--- Task objective ---
Locate the string "dessa" in the listing below. Copy every line where it is found.

┏━━

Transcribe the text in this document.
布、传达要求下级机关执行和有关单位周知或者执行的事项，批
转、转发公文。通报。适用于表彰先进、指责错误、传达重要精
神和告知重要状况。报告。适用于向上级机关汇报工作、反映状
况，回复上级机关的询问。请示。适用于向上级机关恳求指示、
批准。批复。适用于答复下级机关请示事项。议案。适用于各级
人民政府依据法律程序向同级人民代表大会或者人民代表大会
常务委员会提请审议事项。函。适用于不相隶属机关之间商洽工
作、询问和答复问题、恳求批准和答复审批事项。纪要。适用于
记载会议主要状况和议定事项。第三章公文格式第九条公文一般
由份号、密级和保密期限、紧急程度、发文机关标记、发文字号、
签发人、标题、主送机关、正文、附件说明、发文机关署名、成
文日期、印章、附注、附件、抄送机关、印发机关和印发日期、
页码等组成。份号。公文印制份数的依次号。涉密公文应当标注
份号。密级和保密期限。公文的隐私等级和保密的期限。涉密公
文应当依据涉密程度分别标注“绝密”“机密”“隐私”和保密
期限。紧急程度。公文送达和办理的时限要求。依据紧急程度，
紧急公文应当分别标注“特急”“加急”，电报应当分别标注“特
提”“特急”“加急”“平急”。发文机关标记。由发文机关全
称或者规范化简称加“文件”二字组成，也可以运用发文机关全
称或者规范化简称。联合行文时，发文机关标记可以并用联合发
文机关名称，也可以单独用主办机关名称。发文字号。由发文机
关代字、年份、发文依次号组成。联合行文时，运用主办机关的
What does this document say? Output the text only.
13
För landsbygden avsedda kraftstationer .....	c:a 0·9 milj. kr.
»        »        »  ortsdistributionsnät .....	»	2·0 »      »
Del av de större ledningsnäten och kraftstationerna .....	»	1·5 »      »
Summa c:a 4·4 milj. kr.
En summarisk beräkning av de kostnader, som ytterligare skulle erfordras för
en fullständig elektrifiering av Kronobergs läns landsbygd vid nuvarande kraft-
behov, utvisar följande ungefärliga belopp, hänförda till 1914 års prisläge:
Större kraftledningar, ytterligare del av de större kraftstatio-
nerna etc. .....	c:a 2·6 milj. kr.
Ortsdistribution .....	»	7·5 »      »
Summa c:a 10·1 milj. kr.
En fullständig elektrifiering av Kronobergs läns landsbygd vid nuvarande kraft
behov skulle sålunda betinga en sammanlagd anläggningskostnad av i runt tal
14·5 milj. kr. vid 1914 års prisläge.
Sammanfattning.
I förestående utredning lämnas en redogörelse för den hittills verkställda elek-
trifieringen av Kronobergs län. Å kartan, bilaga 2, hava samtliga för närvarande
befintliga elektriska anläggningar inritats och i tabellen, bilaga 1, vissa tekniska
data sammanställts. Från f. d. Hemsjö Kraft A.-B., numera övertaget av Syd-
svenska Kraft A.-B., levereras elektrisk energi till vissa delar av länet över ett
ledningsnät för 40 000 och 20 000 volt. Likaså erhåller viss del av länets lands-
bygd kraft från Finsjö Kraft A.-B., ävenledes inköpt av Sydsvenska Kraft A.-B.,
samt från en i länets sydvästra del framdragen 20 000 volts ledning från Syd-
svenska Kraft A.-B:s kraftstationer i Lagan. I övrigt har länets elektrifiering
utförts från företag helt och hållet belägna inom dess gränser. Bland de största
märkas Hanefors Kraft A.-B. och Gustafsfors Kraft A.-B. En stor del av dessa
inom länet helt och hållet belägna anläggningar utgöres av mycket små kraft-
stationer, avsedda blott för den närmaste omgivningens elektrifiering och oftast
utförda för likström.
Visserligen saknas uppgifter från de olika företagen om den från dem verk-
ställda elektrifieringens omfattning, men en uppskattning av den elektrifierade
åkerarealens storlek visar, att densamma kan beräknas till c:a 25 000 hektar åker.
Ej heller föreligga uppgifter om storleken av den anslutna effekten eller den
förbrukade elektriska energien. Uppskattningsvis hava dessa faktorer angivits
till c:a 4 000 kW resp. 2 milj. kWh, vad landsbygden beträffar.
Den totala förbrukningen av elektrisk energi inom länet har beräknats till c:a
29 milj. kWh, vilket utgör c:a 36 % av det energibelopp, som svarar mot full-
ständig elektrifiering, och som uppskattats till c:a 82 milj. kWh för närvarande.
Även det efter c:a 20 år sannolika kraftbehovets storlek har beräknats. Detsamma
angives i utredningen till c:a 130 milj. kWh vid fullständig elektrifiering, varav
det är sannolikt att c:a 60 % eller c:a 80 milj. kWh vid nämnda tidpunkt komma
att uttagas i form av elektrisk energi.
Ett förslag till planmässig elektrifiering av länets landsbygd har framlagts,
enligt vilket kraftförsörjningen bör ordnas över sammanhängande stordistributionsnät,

┗━━

--- Exercise result ---
märkas Hanefors Kraft A.-B. och Gustafsfors Kraft A.-B. En stor del av dessa
förbrukade elektriska energien. Uppskattningsvis hava dessa faktorer angivits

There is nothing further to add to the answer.